* Task details
Produce the listing below again, exactly as shown.

##########

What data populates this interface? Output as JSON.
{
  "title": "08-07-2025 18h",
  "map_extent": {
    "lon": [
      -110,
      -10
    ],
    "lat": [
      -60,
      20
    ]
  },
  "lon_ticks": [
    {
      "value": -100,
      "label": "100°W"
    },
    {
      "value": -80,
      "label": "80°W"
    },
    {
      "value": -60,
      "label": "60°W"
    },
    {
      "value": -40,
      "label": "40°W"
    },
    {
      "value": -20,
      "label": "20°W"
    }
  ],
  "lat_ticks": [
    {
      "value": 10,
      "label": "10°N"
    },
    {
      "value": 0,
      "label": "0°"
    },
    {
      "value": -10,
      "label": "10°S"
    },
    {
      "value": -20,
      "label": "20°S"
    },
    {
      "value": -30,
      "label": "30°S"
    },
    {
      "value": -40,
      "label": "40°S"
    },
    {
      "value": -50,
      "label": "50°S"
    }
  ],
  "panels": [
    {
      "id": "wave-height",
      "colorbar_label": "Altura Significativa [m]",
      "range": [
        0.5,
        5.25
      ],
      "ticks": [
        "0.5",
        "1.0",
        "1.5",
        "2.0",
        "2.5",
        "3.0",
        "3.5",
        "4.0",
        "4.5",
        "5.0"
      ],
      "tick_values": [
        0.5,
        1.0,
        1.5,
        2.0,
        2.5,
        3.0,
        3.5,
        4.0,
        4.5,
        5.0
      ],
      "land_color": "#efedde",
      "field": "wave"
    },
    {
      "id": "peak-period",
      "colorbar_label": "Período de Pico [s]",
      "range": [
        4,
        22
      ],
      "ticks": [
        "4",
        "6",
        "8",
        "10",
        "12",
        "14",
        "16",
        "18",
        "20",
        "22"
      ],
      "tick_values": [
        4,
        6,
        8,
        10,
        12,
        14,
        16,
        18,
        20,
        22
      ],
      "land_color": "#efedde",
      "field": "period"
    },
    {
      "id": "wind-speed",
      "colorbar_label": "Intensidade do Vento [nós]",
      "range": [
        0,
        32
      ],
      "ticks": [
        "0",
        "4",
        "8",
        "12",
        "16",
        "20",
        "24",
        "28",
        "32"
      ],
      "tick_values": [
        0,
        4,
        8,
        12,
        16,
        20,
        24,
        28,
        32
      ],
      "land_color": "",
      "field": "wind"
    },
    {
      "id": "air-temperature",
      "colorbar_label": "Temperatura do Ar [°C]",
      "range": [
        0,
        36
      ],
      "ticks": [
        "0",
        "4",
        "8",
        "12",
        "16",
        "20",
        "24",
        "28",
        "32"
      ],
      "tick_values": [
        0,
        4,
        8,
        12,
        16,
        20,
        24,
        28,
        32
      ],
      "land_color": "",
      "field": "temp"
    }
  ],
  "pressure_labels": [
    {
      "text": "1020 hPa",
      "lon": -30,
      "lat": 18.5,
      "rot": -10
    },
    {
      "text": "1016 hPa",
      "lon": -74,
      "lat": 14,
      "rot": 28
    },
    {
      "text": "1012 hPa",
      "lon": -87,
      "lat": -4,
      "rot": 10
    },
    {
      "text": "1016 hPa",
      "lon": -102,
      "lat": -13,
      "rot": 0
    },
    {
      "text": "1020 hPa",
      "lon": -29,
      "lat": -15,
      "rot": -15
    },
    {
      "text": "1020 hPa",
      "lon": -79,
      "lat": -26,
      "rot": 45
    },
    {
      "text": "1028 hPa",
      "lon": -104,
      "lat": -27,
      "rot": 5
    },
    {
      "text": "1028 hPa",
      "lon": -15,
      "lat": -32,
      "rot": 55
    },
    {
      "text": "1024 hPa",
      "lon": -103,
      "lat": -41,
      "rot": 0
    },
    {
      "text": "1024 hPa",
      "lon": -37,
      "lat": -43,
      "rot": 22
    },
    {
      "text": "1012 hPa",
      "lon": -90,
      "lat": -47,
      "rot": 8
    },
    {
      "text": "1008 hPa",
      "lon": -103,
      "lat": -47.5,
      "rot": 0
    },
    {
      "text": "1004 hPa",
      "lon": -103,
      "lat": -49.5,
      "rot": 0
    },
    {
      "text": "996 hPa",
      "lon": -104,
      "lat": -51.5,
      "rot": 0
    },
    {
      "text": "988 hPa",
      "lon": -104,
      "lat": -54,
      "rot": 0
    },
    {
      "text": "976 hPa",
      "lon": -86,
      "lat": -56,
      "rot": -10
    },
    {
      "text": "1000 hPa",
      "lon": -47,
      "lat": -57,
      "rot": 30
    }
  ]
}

##########

* Exercise solution
What data populates this interface? Output as JSON.
{
  "title": "08-07-2025 18h",
  "map_extent": {
    "lon": [
      -110,
      -10
    ],
    "lat": [
      -60,
      20
    ]
  },
  "lon_ticks": [
    {
      "value": -100,
      "label": "100°W"
    },
    {
      "value": -80,
      "label": "80°W"
    },
    {
      "value": -60,
      "label": "60°W"
    },
    {
      "value": -40,
      "label": "40°W"
    },
    {
      "value": -20,
      "label": "20°W"
    }
  ],
  "lat_ticks": [
    {
      "value": 10,
      "label": "10°N"
    },
    {
      "value": 0,
      "label": "0°"
    },
    {
      "value": -10,
      "label": "10°S"
    },
    {
      "value": -20,
      "label": "20°S"
    },
    {
      "value": -30,
      "label": "30°S"
    },
    {
      "value": -40,
      "label": "40°S"
    },
    {
      "value": -50,
      "label": "50°S"
    }
  ],
  "panels": [
    {
      "id": "wave-height",
      "colorbar_label": "Altura Significativa [m]",
      "range": [
        0.5,
        5.25
      ],
      "ticks": [
        "0.5",
        "1.0",
        "1.5",
        "2.0",
        "2.5",
        "3.0",
        "3.5",
        "4.0",
        "4.5",
        "5.0"
      ],
      "tick_values": [
        0.5,
        1.0,
        1.5,
        2.0,
        2.5,
        3.0,
        3.5,
        4.0,
        4.5,
        5.0
      ],
      "land_color": "#efedde",
      "field": "wave"
    },
    {
      "id": "peak-period",
      "colorbar_label": "Período de Pico [s]",
      "range": [
        4,
        22
      ],
      "ticks": [
        "4",
        "6",
        "8",
        "10",
        "12",
        "14",
        "16",
        "18",
        "20",
        "22"
      ],
      "tick_values": [
        4,
        6,
        8,
        10,
        12,
        14,
        16,
        18,
        20,
        22
      ],
      "land_color": "#efedde",
      "field": "period"
    },
    {
      "id": "wind-speed",
      "colorbar_label": "Intensidade do Vento [nós]",
      "range": [
        0,
        32
      ],
      "ticks": [
        "0",
        "4",
        "8",
        "12",
        "16",
        "20",
        "24",
        "28",
        "32"
      ],
      "tick_values": [
        0,
        4,
        8,
        12,
        16,
        20,
        24,
        28,
        32
      ],
      "land_color": "",
      "field": "wind"
    },
    {
      "id": "air-temperature",
      "colorbar_label": "Temperatura do Ar [°C]",
      "range": [
        0,
        36
      ],
      "ticks": [
        "0",
        "4",
        "8",
        "12",
        "16",
        "20",
        "24",
        "28",
        "32"
      ],
      "tick_values": [
        0,
        4,
        8,
        12,
        16,
        20,
        24,
        28,
        32
      ],
      "land_color": "",
      "field": "temp"
    }
  ],
  "pressure_labels": [
    {
      "text": "1020 hPa",
      "lon": -30,
      "lat": 18.5,
      "rot": -10
    },
    {
      "text": "1016 hPa",
      "lon": -74,
      "lat": 14,
      "rot": 28
    },
    {
      "text": "1012 hPa",
      "lon": -87,
      "lat": -4,
      "rot": 10
    },
    {
      "text": "1016 hPa",
      "lon": -102,
      "lat": -13,
      "rot": 0
    },
    {
      "text": "1020 hPa",
      "lon": -29,
      "lat": -15,
      "rot": -15
    },
    {
      "text": "1020 hPa",
      "lon": -79,
      "lat": -26,
      "rot": 45
    },
    {
      "text": "1028 hPa",
      "lon": -104,
      "lat": -27,
      "rot": 5
    },
    {
      "text": "1028 hPa",
      "lon": -15,
      "lat": -32,
      "rot": 55
    },
    {
      "text": "1024 hPa",
      "lon": -103,
      "lat": -41,
      "rot": 0
    },
    {
      "text": "1024 hPa",
      "lon": -37,
      "lat": -43,
      "rot": 22
    },
    {
      "text": "1012 hPa",
      "lon": -90,
      "lat": -47,
      "rot": 8
    },
    {
      "text": "1008 hPa",
      "lon": -103,
      "lat": -47.5,
      "rot": 0
    },
    {
      "text": "1004 hPa",
      "lon": -103,
      "lat": -49.5,
      "rot": 0
    },
    {
      "text": "996 hPa",
      "lon": -104,
      "lat": -51.5,
      "rot": 0
    },
    {
      "text": "988 hPa",
      "lon": -104,
      "lat": -54,
      "rot": 0
    },
    {
      "text": "976 hPa",
      "lon": -86,
      "lat": -56,
      "rot": -10
    },
    {
      "text": "1000 hPa",
      "lon": -47,
      "lat": -57,
      "rot": 30
    }
  ]
}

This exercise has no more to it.